=== Exercise ===
Return the complete listing that follows, with each line reproduced exactly.
———
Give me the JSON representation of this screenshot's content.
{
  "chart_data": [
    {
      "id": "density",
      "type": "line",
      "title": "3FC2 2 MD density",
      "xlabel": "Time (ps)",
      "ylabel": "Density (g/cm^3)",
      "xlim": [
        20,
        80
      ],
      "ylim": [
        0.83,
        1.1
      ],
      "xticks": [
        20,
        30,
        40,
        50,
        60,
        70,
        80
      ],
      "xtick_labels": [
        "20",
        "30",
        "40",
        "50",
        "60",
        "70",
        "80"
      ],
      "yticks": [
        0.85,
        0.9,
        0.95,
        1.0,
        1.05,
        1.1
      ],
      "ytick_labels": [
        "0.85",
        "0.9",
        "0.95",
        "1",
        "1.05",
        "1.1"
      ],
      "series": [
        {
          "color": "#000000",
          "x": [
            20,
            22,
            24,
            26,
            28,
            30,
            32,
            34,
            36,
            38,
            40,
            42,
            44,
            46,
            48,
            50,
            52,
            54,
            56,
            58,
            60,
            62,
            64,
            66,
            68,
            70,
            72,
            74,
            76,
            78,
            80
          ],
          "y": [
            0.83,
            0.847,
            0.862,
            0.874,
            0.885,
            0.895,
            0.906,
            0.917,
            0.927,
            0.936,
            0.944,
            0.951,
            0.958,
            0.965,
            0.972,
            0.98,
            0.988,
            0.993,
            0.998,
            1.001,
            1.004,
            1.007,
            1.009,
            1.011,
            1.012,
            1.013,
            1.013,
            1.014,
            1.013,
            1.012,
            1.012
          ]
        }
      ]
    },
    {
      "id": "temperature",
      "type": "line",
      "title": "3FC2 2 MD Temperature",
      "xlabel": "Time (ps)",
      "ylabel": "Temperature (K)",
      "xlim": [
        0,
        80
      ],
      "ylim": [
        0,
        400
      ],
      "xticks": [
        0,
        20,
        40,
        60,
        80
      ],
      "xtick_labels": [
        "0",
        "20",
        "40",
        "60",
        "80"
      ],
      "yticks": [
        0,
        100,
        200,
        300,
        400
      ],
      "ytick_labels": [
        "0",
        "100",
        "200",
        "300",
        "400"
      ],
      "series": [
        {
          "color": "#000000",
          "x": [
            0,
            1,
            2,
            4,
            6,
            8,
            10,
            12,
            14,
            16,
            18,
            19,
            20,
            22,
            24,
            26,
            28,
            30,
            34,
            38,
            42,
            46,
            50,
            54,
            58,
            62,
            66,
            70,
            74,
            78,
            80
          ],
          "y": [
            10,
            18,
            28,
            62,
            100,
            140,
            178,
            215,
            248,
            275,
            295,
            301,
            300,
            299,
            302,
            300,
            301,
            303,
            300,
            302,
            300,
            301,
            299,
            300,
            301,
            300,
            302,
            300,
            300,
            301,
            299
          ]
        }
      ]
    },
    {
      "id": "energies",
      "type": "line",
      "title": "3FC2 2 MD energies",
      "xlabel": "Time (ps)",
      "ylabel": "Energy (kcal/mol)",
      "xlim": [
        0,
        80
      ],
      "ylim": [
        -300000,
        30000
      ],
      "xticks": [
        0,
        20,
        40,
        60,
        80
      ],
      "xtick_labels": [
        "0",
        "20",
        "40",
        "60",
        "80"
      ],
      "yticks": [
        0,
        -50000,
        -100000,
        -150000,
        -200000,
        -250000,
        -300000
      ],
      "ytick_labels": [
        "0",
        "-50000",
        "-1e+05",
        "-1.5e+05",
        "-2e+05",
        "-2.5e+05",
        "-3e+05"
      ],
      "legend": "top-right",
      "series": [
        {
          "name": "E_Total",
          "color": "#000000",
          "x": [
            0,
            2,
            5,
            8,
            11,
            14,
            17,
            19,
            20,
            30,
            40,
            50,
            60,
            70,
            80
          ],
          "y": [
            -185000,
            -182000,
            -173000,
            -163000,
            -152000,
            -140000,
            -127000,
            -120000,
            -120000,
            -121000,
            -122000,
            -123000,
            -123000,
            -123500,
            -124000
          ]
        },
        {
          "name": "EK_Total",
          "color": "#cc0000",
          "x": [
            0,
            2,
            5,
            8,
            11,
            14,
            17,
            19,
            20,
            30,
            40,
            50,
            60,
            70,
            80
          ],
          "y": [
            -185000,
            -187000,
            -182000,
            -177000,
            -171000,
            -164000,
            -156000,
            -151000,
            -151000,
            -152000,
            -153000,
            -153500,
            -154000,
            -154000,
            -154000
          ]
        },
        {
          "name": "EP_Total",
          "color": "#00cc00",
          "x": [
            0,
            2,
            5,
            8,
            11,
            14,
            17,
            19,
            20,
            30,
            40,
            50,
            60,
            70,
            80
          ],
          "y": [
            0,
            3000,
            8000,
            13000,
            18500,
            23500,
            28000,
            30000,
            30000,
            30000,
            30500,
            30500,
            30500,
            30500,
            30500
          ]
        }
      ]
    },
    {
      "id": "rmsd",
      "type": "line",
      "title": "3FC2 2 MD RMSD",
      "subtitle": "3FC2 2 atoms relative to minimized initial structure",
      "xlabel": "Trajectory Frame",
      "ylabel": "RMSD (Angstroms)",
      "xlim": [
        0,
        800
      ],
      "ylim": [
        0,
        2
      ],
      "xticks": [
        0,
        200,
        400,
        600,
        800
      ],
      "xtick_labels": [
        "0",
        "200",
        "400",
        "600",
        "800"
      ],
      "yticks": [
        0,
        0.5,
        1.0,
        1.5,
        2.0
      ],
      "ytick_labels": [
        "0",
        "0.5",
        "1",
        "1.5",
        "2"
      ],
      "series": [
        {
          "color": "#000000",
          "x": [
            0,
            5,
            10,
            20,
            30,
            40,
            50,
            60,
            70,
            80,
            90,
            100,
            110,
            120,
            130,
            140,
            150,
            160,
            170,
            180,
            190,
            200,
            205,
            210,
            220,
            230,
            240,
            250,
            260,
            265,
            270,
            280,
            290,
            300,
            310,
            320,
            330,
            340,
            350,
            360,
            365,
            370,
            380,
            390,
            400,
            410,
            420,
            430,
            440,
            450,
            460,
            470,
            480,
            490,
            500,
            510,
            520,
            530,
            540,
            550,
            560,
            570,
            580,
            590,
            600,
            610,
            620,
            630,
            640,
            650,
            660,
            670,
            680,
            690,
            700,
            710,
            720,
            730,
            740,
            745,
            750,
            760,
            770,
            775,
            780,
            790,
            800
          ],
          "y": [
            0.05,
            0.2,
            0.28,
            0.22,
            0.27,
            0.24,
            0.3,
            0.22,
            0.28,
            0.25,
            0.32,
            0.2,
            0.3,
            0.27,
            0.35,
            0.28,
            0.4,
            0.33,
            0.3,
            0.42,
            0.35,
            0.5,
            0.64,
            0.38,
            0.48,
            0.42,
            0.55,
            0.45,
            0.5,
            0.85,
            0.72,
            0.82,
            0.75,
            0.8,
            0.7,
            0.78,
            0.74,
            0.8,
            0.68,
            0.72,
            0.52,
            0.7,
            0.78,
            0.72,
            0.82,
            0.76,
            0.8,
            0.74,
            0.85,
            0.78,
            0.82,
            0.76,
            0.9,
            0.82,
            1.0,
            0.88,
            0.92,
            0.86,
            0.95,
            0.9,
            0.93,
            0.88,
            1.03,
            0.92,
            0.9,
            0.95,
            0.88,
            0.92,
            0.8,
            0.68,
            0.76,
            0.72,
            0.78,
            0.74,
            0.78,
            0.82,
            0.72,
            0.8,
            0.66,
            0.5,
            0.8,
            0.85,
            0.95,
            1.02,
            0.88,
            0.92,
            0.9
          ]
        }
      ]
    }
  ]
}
———
=== Complete output ===
Give me the JSON representation of this screenshot's content.
{
  "chart_data": [
    {
      "id": "density",
      "type": "line",
      "title": "3FC2 2 MD density",
      "xlabel": "Time (ps)",
      "ylabel": "Density (g/cm^3)",
      "xlim": [
        20,
        80
      ],
      "ylim": [
        0.83,
        1.1
      ],
      "xticks": [
        20,
        30,
        40,
        50,
        60,
        70,
        80
      ],
      "xtick_labels": [
        "20",
        "30",
        "40",
        "50",
        "60",
        "70",
        "80"
      ],
      "yticks": [
        0.85,
        0.9,
        0.95,
        1.0,
        1.05,
        1.1
      ],
      "ytick_labels": [
        "0.85",
        "0.9",
        "0.95",
        "1",
        "1.05",
        "1.1"
      ],
      "series": [
        {
          "color": "#000000",
          "x": [
            20,
            22,
            24,
            26,
            28,
            30,
            32,
            34,
            36,
            38,
            40,
            42,
            44,
            46,
            48,
            50,
            52,
            54,
            56,
            58,
            60,
            62,
            64,
            66,
            68,
            70,
            72,
            74,
            76,
            78,
            80
          ],
          "y": [
            0.83,
            0.847,
            0.862,
            0.874,
            0.885,
            0.895,
            0.906,
            0.917,
            0.927,
            0.936,
            0.944,
            0.951,
            0.958,
            0.965,
            0.972,
            0.98,
            0.988,
            0.993,
            0.998,
            1.001,
            1.004,
            1.007,
            1.009,
            1.011,
            1.012,
            1.013,
            1.013,
            1.014,
            1.013,
            1.012,
            1.012
          ]
        }
      ]
    },
    {
      "id": "temperature",
      "type": "line",
      "title": "3FC2 2 MD Temperature",
      "xlabel": "Time (ps)",
      "ylabel": "Temperature (K)",
      "xlim": [
        0,
        80
      ],
      "ylim": [
        0,
        400
      ],
      "xticks": [
        0,
        20,
        40,
        60,
        80
      ],
      "xtick_labels": [
        "0",
        "20",
        "40",
        "60",
        "80"
      ],
      "yticks": [
        0,
        100,
        200,
        300,
        400
      ],
      "ytick_labels": [
        "0",
        "100",
        "200",
        "300",
        "400"
      ],
      "series": [
        {
          "color": "#000000",
          "x": [
            0,
            1,
            2,
            4,
            6,
            8,
            10,
            12,
            14,
            16,
            18,
            19,
            20,
            22,
            24,
            26,
            28,
            30,
            34,
            38,
            42,
            46,
            50,
            54,
            58,
            62,
            66,
            70,
            74,
            78,
            80
          ],
          "y": [
            10,
            18,
            28,
            62,
            100,
            140,
            178,
            215,
            248,
            275,
            295,
            301,
            300,
            299,
            302,
            300,
            301,
            303,
            300,
            302,
            300,
            301,
            299,
            300,
            301,
            300,
            302,
            300,
            300,
            301,
            299
          ]
        }
      ]
    },
    {
      "id": "energies",
      "type": "line",
      "title": "3FC2 2 MD energies",
      "xlabel": "Time (ps)",
      "ylabel": "Energy (kcal/mol)",
      "xlim": [
        0,
        80
      ],
      "ylim": [
        -300000,
        30000
      ],
      "xticks": [
        0,
        20,
        40,
        60,
        80
      ],
      "xtick_labels": [
        "0",
        "20",
        "40",
        "60",
        "80"
      ],
      "yticks": [
        0,
        -50000,
        -100000,
        -150000,
        -200000,
        -250000,
        -300000
      ],
      "ytick_labels": [
        "0",
        "-50000",
        "-1e+05",
        "-1.5e+05",
        "-2e+05",
        "-2.5e+05",
        "-3e+05"
      ],
      "legend": "top-right",
      "series": [
        {
          "name": "E_Total",
          "color": "#000000",
          "x": [
            0,
            2,
            5,
            8,
            11,
            14,
            17,
            19,
            20,
            30,
            40,
            50,
            60,
            70,
            80
          ],
          "y": [
            -185000,
            -182000,
            -173000,
            -163000,
            -152000,
            -140000,
            -127000,
            -120000,
            -120000,
            -121000,
            -122000,
            -123000,
            -123000,
            -123500,
            -124000
          ]
        },
        {
          "name": "EK_Total",
          "color": "#cc0000",
          "x": [
            0,
            2,
            5,
            8,
            11,
            14,
            17,
            19,
            20,
            30,
            40,
            50,
            60,
            70,
            80
          ],
          "y": [
            -185000,
            -187000,
            -182000,
            -177000,
            -171000,
            -164000,
            -156000,
            -151000,
            -151000,
            -152000,
            -153000,
            -153500,
            -154000,
            -154000,
            -154000
          ]
        },
        {
          "name": "EP_Total",
          "color": "#00cc00",
          "x": [
            0,
            2,
            5,
            8,
            11,
            14,
            17,
            19,
            20,
            30,
            40,
            50,
            60,
            70,
            80
          ],
          "y": [
            0,
            3000,
            8000,
            13000,
            18500,
            23500,
            28000,
            30000,
            30000,
            30000,
            30500,
            30500,
            30500,
            30500,
            30500
          ]
        }
      ]
    },
    {
      "id": "rmsd",
      "type": "line",
      "title": "3FC2 2 MD RMSD",
      "subtitle": "3FC2 2 atoms relative to minimized initial structure",
      "xlabel": "Trajectory Frame",
      "ylabel": "RMSD (Angstroms)",
      "xlim": [
        0,
        800
      ],
      "ylim": [
        0,
        2
      ],
      "xticks": [
        0,
        200,
        400,
        600,
        800
      ],
      "xtick_labels": [
        "0",
        "200",
        "400",
        "600",
        "800"
      ],
      "yticks": [
        0,
        0.5,
        1.0,
        1.5,
        2.0
      ],
      "ytick_labels": [
        "0",
        "0.5",
        "1",
        "1.5",
        "2"
      ],
      "series": [
        {
          "color": "#000000",
          "x": [
            0,
            5,
            10,
            20,
            30,
            40,
            50,
            60,
            70,
            80,
            90,
            100,
            110,
            120,
            130,
            140,
            150,
            160,
            170,
            180,
            190,
            200,
            205,
            210,
            220,
            230,
            240,
            250,
            260,
            265,
            270,
            280,
            290,
            300,
            310,
            320,
            330,
            340,
            350,
            360,
            365,
            370,
            380,
            390,
            400,
            410,
            420,
            430,
            440,
            450,
            460,
            470,
            480,
            490,
            500,
            510,
            520,
            530,
            540,
            550,
            560,
            570,
            580,
            590,
            600,
            610,
            620,
            630,
            640,
            650,
            660,
            670,
            680,
            690,
            700,
            710,
            720,
            730,
            740,
            745,
            750,
            760,
            770,
            775,
            780,
            790,
            800
          ],
          "y": [
            0.05,
            0.2,
            0.28,
            0.22,
            0.27,
            0.24,
            0.3,
            0.22,
            0.28,
            0.25,
            0.32,
            0.2,
            0.3,
            0.27,
            0.35,
            0.28,
            0.4,
            0.33,
            0.3,
            0.42,
            0.35,
            0.5,
            0.64,
            0.38,
            0.48,
            0.42,
            0.55,
            0.45,
            0.5,
            0.85,
            0.72,
            0.82,
            0.75,
            0.8,
            0.7,
            0.78,
            0.74,
            0.8,
            0.68,
            0.72,
            0.52,
            0.7,
            0.78,
            0.72,
            0.82,
            0.76,
            0.8,
            0.74,
            0.85,
            0.78,
            0.82,
            0.76,
            0.9,
            0.82,
            1.0,
            0.88,
            0.92,
            0.86,
            0.95,
            0.9,
            0.93,
            0.88,
            1.03,
            0.92,
            0.9,
            0.95,
            0.88,
            0.92,
            0.8,
            0.68,
            0.76,
            0.72,
            0.78,
            0.74,
            0.78,
            0.82,
            0.72,
            0.8,
            0.66,
            0.5,
            0.8,
            0.85,
            0.95,
            1.02,
            0.88,
            0.92,
            0.9
          ]
        }
      ]
    }
  ]
}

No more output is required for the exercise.